(Data entries)
^^^^
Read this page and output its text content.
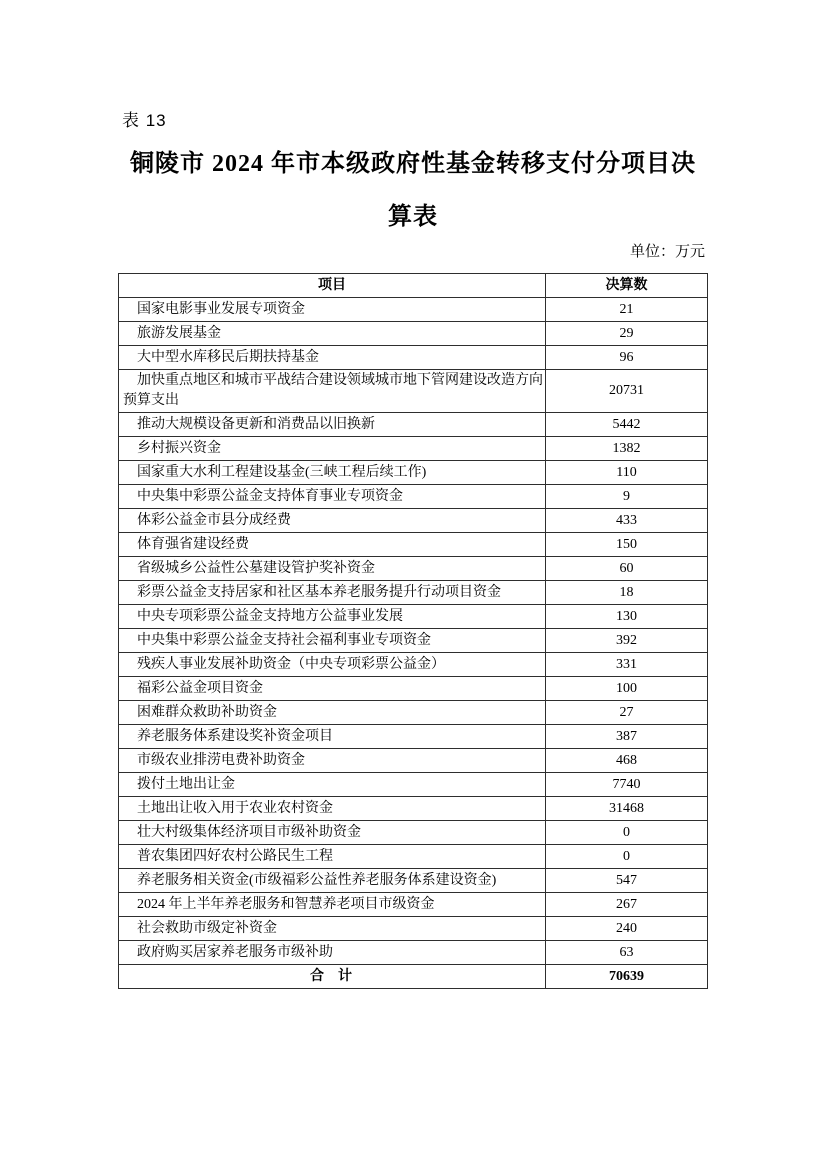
表 13
铜陵市 2024 年市本级政府性基金转移支付分项目决
算表
单位：万元
项目	决算数
国家电影事业发展专项资金	21
旅游发展基金	29
大中型水库移民后期扶持基金	96
加快重点地区和城市平战结合建设领域城市地下管网建设改造方向预算支出	20731
推动大规模设备更新和消费品以旧换新	5442
乡村振兴资金	1382
国家重大水利工程建设基金(三峡工程后续工作)	110
中央集中彩票公益金支持体育事业专项资金	9
体彩公益金市县分成经费	433
体育强省建设经费	150
省级城乡公益性公墓建设管护奖补资金	60
彩票公益金支持居家和社区基本养老服务提升行动项目资金	18
中央专项彩票公益金支持地方公益事业发展	130
中央集中彩票公益金支持社会福利事业专项资金	392
残疾人事业发展补助资金（中央专项彩票公益金）	331
福彩公益金项目资金	100
困难群众救助补助资金	27
养老服务体系建设奖补资金项目	387
市级农业排涝电费补助资金	468
拨付土地出让金	7740
土地出让收入用于农业农村资金	31468
壮大村级集体经济项目市级补助资金	0
普农集团四好农村公路民生工程	0
养老服务相关资金(市级福彩公益性养老服务体系建设资金)	547
2024 年上半年养老服务和智慧养老项目市级资金	267
社会救助市级定补资金	240
政府购买居家养老服务市级补助	63
合　计	70639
^^^^
** What is needed **
Retype the entries word for word. Omit any images.

** In response **
Read this page and output its text content.
表 13
铜陵市 2024 年市本级政府性基金转移支付分项目决
算表
单位：万元
项目	决算数
国家电影事业发展专项资金	21
旅游发展基金	29
大中型水库移民后期扶持基金	96
加快重点地区和城市平战结合建设领域城市地下管网建设改造方向预算支出	20731
推动大规模设备更新和消费品以旧换新	5442
乡村振兴资金	1382
国家重大水利工程建设基金(三峡工程后续工作)	110
中央集中彩票公益金支持体育事业专项资金	9
体彩公益金市县分成经费	433
体育强省建设经费	150
省级城乡公益性公墓建设管护奖补资金	60
彩票公益金支持居家和社区基本养老服务提升行动项目资金	18
中央专项彩票公益金支持地方公益事业发展	130
中央集中彩票公益金支持社会福利事业专项资金	392
残疾人事业发展补助资金（中央专项彩票公益金）	331
福彩公益金项目资金	100
困难群众救助补助资金	27
养老服务体系建设奖补资金项目	387
市级农业排涝电费补助资金	468
拨付土地出让金	7740
土地出让收入用于农业农村资金	31468
壮大村级集体经济项目市级补助资金	0
普农集团四好农村公路民生工程	0
养老服务相关资金(市级福彩公益性养老服务体系建设资金)	547
2024 年上半年养老服务和智慧养老项目市级资金	267
社会救助市级定补资金	240
政府购买居家养老服务市级补助	63
合　计	70639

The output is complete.